**Problem details:**
Hunt for the word "solid" across the entries below, copying each line that holds it.

**Material to process:**
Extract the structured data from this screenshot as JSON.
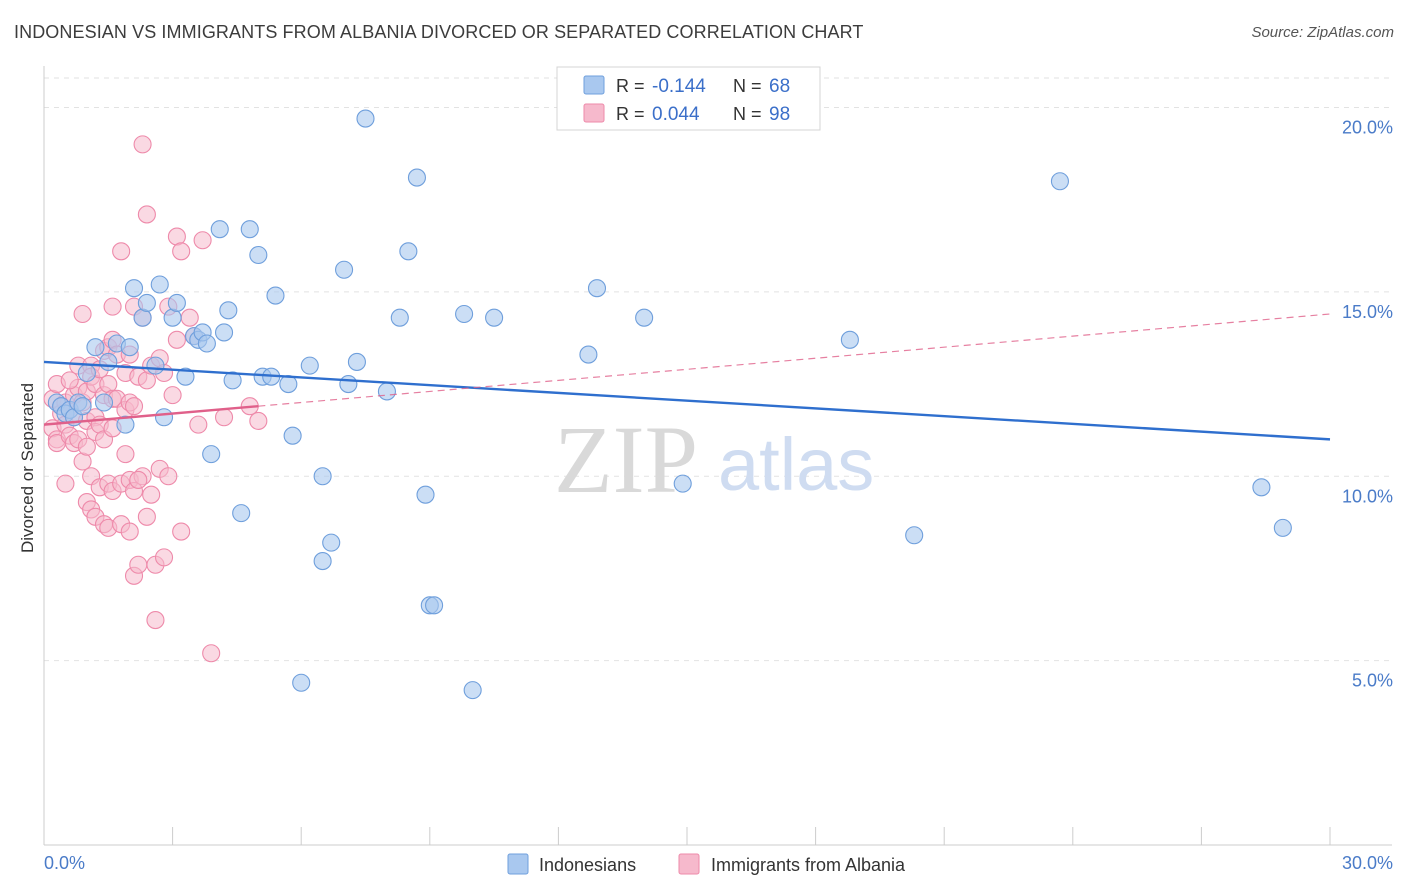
{
  "title": "INDONESIAN VS IMMIGRANTS FROM ALBANIA DIVORCED OR SEPARATED CORRELATION CHART",
  "source": "Source: ZipAtlas.com",
  "watermark": {
    "zip": "ZIP",
    "atlas": "atlas"
  },
  "colors": {
    "blue_fill": "#a9c8ef",
    "blue_stroke": "#6f9fdc",
    "blue_line": "#2f6fce",
    "pink_fill": "#f6b9cc",
    "pink_stroke": "#ee8aaa",
    "pink_line": "#e0608a",
    "tick_text": "#4a7bc8",
    "grid": "#e2e2e2"
  },
  "legend_top": {
    "rows": [
      {
        "r_label": "R =",
        "r_value": "-0.144",
        "n_label": "N =",
        "n_value": "68",
        "series": "blue"
      },
      {
        "r_label": "R =",
        "r_value": "0.044",
        "n_label": "N =",
        "n_value": "98",
        "series": "pink"
      }
    ]
  },
  "legend_bottom": [
    {
      "label": "Indonesians",
      "series": "blue"
    },
    {
      "label": "Immigrants from Albania",
      "series": "pink"
    }
  ],
  "chart_data": {
    "type": "scatter",
    "title": "INDONESIAN VS IMMIGRANTS FROM ALBANIA DIVORCED OR SEPARATED CORRELATION CHART",
    "xlabel": "",
    "ylabel": "Divorced or Separated",
    "xlim": [
      0,
      30
    ],
    "ylim": [
      0,
      20.8
    ],
    "x_tick_labels": [
      "0.0%",
      "30.0%"
    ],
    "y_ticks": [
      5,
      10,
      15,
      20
    ],
    "y_tick_labels": [
      "5.0%",
      "10.0%",
      "15.0%",
      "20.0%"
    ],
    "grid": true,
    "legend_placement": "top-center and bottom",
    "series": [
      {
        "name": "Indonesians",
        "color": "blue",
        "r": -0.144,
        "n": 68,
        "trend": {
          "x": [
            0,
            30
          ],
          "y": [
            13.1,
            11.0
          ],
          "style": "solid"
        },
        "points": [
          [
            0.3,
            12.0
          ],
          [
            0.4,
            11.9
          ],
          [
            0.5,
            11.7
          ],
          [
            0.6,
            11.8
          ],
          [
            0.7,
            11.6
          ],
          [
            0.8,
            12.0
          ],
          [
            0.9,
            11.9
          ],
          [
            1.0,
            12.8
          ],
          [
            1.2,
            13.5
          ],
          [
            1.4,
            12.0
          ],
          [
            1.5,
            13.1
          ],
          [
            1.7,
            13.6
          ],
          [
            1.9,
            11.4
          ],
          [
            2.0,
            13.5
          ],
          [
            2.1,
            15.1
          ],
          [
            2.3,
            14.3
          ],
          [
            2.4,
            14.7
          ],
          [
            2.6,
            13.0
          ],
          [
            2.7,
            15.2
          ],
          [
            2.8,
            11.6
          ],
          [
            3.0,
            14.3
          ],
          [
            3.1,
            14.7
          ],
          [
            3.3,
            12.7
          ],
          [
            3.5,
            13.8
          ],
          [
            3.6,
            13.7
          ],
          [
            3.7,
            13.9
          ],
          [
            3.8,
            13.6
          ],
          [
            3.9,
            10.6
          ],
          [
            4.1,
            16.7
          ],
          [
            4.2,
            13.9
          ],
          [
            4.3,
            14.5
          ],
          [
            4.4,
            12.6
          ],
          [
            4.6,
            9.0
          ],
          [
            4.8,
            16.7
          ],
          [
            5.0,
            16.0
          ],
          [
            5.1,
            12.7
          ],
          [
            5.3,
            12.7
          ],
          [
            5.4,
            14.9
          ],
          [
            5.7,
            12.5
          ],
          [
            5.8,
            11.1
          ],
          [
            6.2,
            13.0
          ],
          [
            6.5,
            10.0
          ],
          [
            6.7,
            8.2
          ],
          [
            6.5,
            7.7
          ],
          [
            6.0,
            4.4
          ],
          [
            7.0,
            15.6
          ],
          [
            7.1,
            12.5
          ],
          [
            7.3,
            13.1
          ],
          [
            7.5,
            19.7
          ],
          [
            8.0,
            12.3
          ],
          [
            8.3,
            14.3
          ],
          [
            8.5,
            16.1
          ],
          [
            8.7,
            18.1
          ],
          [
            8.9,
            9.5
          ],
          [
            9.0,
            6.5
          ],
          [
            9.1,
            6.5
          ],
          [
            9.8,
            14.4
          ],
          [
            10.0,
            4.2
          ],
          [
            10.5,
            14.3
          ],
          [
            12.7,
            13.3
          ],
          [
            12.9,
            15.1
          ],
          [
            14.0,
            14.3
          ],
          [
            14.9,
            9.8
          ],
          [
            18.8,
            13.7
          ],
          [
            20.3,
            8.4
          ],
          [
            23.7,
            18.0
          ],
          [
            28.4,
            9.7
          ],
          [
            28.9,
            8.6
          ]
        ]
      },
      {
        "name": "Immigrants from Albania",
        "color": "pink",
        "r": 0.044,
        "n": 98,
        "trend": {
          "x": [
            0,
            30
          ],
          "y": [
            11.4,
            14.4
          ],
          "style": "solid to 5.0, dashed beyond"
        },
        "points": [
          [
            0.2,
            12.1
          ],
          [
            0.2,
            11.3
          ],
          [
            0.3,
            12.5
          ],
          [
            0.3,
            11.0
          ],
          [
            0.3,
            10.9
          ],
          [
            0.4,
            11.9
          ],
          [
            0.4,
            11.7
          ],
          [
            0.5,
            12.0
          ],
          [
            0.5,
            11.4
          ],
          [
            0.5,
            9.8
          ],
          [
            0.6,
            11.8
          ],
          [
            0.6,
            11.1
          ],
          [
            0.7,
            12.2
          ],
          [
            0.7,
            11.6
          ],
          [
            0.7,
            10.9
          ],
          [
            0.8,
            13.0
          ],
          [
            0.8,
            12.4
          ],
          [
            0.8,
            11.0
          ],
          [
            0.9,
            14.4
          ],
          [
            0.9,
            12.0
          ],
          [
            0.9,
            10.4
          ],
          [
            1.0,
            12.3
          ],
          [
            1.0,
            11.5
          ],
          [
            1.0,
            9.3
          ],
          [
            1.1,
            13.0
          ],
          [
            1.1,
            12.7
          ],
          [
            1.1,
            10.0
          ],
          [
            1.1,
            9.1
          ],
          [
            1.2,
            12.5
          ],
          [
            1.2,
            11.6
          ],
          [
            1.2,
            11.2
          ],
          [
            1.2,
            8.9
          ],
          [
            1.3,
            12.9
          ],
          [
            1.3,
            11.4
          ],
          [
            1.3,
            9.7
          ],
          [
            1.4,
            13.4
          ],
          [
            1.4,
            12.2
          ],
          [
            1.4,
            11.0
          ],
          [
            1.4,
            8.7
          ],
          [
            1.5,
            13.5
          ],
          [
            1.5,
            12.5
          ],
          [
            1.5,
            9.8
          ],
          [
            1.5,
            8.6
          ],
          [
            1.6,
            13.7
          ],
          [
            1.6,
            12.1
          ],
          [
            1.6,
            11.3
          ],
          [
            1.6,
            9.6
          ],
          [
            1.7,
            13.3
          ],
          [
            1.7,
            12.1
          ],
          [
            1.8,
            16.1
          ],
          [
            1.8,
            9.8
          ],
          [
            1.8,
            8.7
          ],
          [
            1.9,
            12.8
          ],
          [
            1.9,
            11.8
          ],
          [
            1.9,
            10.6
          ],
          [
            2.0,
            13.3
          ],
          [
            2.0,
            12.0
          ],
          [
            2.0,
            9.9
          ],
          [
            2.0,
            8.5
          ],
          [
            2.1,
            14.6
          ],
          [
            2.1,
            11.9
          ],
          [
            2.1,
            7.3
          ],
          [
            2.1,
            9.6
          ],
          [
            2.2,
            12.7
          ],
          [
            2.2,
            7.6
          ],
          [
            2.3,
            14.3
          ],
          [
            2.3,
            10.0
          ],
          [
            2.4,
            17.1
          ],
          [
            2.4,
            12.6
          ],
          [
            2.4,
            8.9
          ],
          [
            2.5,
            13.0
          ],
          [
            2.5,
            9.5
          ],
          [
            2.6,
            7.6
          ],
          [
            2.6,
            6.1
          ],
          [
            2.7,
            13.2
          ],
          [
            2.7,
            10.2
          ],
          [
            2.8,
            12.8
          ],
          [
            2.8,
            7.8
          ],
          [
            2.9,
            14.6
          ],
          [
            2.9,
            10.0
          ],
          [
            3.0,
            12.2
          ],
          [
            3.1,
            16.5
          ],
          [
            3.1,
            13.7
          ],
          [
            3.2,
            16.1
          ],
          [
            3.2,
            8.5
          ],
          [
            3.4,
            14.3
          ],
          [
            3.5,
            13.8
          ],
          [
            3.6,
            11.4
          ],
          [
            3.7,
            16.4
          ],
          [
            3.9,
            5.2
          ],
          [
            4.2,
            11.6
          ],
          [
            4.8,
            11.9
          ],
          [
            5.0,
            11.5
          ],
          [
            2.3,
            19.0
          ],
          [
            1.6,
            14.6
          ],
          [
            2.2,
            9.9
          ],
          [
            1.0,
            10.8
          ],
          [
            0.6,
            12.6
          ]
        ]
      }
    ]
  }
}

**Task result:**
          "style": "solid"
          "style": "solid to 5.0, dashed beyond"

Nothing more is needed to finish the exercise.